Locate every line that holds the string "GRIGIO" and copy it.

- Items listed in a dataset:

......

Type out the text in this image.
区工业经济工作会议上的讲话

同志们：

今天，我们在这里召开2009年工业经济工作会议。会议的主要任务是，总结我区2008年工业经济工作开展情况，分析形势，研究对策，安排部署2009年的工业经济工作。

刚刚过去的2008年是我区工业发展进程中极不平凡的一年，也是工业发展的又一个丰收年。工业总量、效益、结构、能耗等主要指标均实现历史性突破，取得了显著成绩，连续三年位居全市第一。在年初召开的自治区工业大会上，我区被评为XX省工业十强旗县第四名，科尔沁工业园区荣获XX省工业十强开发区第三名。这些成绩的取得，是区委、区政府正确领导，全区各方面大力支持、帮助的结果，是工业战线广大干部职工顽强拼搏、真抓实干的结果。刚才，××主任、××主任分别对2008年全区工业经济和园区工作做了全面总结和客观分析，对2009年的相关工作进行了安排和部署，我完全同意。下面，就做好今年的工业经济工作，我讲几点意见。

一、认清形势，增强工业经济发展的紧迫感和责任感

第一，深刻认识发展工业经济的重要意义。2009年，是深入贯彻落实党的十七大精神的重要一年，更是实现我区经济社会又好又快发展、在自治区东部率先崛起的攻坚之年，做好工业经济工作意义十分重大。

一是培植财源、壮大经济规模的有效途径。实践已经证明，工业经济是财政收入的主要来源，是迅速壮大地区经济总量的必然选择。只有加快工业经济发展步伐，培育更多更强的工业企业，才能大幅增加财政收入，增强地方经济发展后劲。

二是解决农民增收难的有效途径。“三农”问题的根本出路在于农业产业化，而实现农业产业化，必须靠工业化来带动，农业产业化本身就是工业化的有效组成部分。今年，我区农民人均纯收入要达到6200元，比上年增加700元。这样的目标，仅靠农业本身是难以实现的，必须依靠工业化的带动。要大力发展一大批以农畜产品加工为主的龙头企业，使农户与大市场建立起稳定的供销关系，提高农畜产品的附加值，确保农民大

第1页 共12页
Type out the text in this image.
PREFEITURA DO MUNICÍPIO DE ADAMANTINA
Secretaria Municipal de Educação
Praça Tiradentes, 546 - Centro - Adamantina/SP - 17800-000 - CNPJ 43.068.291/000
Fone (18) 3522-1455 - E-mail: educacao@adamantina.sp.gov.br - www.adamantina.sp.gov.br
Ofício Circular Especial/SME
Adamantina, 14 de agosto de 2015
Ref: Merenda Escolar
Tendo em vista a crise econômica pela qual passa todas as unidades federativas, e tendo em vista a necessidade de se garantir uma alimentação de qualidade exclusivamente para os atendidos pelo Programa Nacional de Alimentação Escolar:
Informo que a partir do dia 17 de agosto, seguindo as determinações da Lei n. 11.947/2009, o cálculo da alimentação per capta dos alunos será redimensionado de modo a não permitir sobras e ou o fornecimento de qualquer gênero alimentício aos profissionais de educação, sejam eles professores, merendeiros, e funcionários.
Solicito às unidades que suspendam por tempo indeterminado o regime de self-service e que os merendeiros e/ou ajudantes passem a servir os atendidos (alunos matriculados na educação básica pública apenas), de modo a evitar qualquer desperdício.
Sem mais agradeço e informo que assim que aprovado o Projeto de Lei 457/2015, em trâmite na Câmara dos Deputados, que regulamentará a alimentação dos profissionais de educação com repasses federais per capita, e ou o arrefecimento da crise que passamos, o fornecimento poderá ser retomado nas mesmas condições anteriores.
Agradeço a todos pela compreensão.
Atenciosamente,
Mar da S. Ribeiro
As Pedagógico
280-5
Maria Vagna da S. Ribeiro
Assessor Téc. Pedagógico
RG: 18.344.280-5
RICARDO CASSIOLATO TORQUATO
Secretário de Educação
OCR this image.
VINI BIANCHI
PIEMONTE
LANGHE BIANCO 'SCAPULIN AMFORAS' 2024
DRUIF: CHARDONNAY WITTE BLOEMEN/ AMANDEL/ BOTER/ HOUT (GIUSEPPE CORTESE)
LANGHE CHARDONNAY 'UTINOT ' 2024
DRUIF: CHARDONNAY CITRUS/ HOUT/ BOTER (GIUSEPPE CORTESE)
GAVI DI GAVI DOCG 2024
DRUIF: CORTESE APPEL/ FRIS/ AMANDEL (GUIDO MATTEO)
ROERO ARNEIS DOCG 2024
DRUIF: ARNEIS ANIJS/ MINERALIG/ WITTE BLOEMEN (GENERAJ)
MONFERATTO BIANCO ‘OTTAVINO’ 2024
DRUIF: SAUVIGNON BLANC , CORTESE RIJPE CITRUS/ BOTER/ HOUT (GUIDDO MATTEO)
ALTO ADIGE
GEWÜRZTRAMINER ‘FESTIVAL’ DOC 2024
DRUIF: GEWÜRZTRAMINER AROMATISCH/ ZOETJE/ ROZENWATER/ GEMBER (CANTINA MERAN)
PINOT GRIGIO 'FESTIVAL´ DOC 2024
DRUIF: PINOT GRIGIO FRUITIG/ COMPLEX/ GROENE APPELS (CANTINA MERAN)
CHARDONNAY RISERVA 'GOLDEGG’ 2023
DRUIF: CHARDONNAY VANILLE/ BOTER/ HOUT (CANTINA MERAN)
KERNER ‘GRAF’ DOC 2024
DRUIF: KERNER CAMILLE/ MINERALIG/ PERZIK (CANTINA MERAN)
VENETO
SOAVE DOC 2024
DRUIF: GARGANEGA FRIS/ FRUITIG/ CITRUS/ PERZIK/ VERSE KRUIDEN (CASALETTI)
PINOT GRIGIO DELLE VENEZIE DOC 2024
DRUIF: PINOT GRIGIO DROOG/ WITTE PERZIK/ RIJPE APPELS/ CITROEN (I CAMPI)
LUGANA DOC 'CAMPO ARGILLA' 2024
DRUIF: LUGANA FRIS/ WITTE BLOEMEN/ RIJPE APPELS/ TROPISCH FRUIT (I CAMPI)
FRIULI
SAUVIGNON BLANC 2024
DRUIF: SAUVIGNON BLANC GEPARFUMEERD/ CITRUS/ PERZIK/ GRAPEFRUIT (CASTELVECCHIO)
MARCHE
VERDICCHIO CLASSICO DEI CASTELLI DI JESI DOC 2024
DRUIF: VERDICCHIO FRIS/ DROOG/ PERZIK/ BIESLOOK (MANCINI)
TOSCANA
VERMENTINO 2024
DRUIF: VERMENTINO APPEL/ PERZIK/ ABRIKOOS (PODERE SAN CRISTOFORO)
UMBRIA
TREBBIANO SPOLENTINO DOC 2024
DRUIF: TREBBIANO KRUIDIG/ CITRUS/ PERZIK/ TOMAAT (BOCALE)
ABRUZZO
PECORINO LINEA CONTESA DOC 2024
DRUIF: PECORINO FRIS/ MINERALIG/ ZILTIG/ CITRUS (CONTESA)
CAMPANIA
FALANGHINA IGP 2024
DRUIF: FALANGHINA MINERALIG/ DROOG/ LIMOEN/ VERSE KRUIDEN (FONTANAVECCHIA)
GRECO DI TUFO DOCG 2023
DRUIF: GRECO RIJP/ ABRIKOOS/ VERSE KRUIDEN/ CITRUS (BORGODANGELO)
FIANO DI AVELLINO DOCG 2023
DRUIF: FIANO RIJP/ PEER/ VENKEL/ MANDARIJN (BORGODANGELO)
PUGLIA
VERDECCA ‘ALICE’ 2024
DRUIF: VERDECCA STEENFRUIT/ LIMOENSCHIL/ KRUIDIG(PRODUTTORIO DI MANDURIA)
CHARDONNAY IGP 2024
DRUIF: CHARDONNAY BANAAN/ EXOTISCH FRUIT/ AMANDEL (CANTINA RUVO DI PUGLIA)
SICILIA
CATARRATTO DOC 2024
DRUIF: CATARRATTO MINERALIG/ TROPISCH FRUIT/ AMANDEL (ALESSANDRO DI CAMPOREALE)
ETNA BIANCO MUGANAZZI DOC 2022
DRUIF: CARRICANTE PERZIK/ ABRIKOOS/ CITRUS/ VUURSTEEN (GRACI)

......

- Task solution:
PINOT GRIGIO 'FESTIVAL´ DOC 2024
DRUIF: PINOT GRIGIO FRUITIG/ COMPLEX/ GROENE APPELS (CANTINA MERAN)
PINOT GRIGIO DELLE VENEZIE DOC 2024
DRUIF: PINOT GRIGIO DROOG/ WITTE PERZIK/ RIJPE APPELS/ CITROEN (I CAMPI)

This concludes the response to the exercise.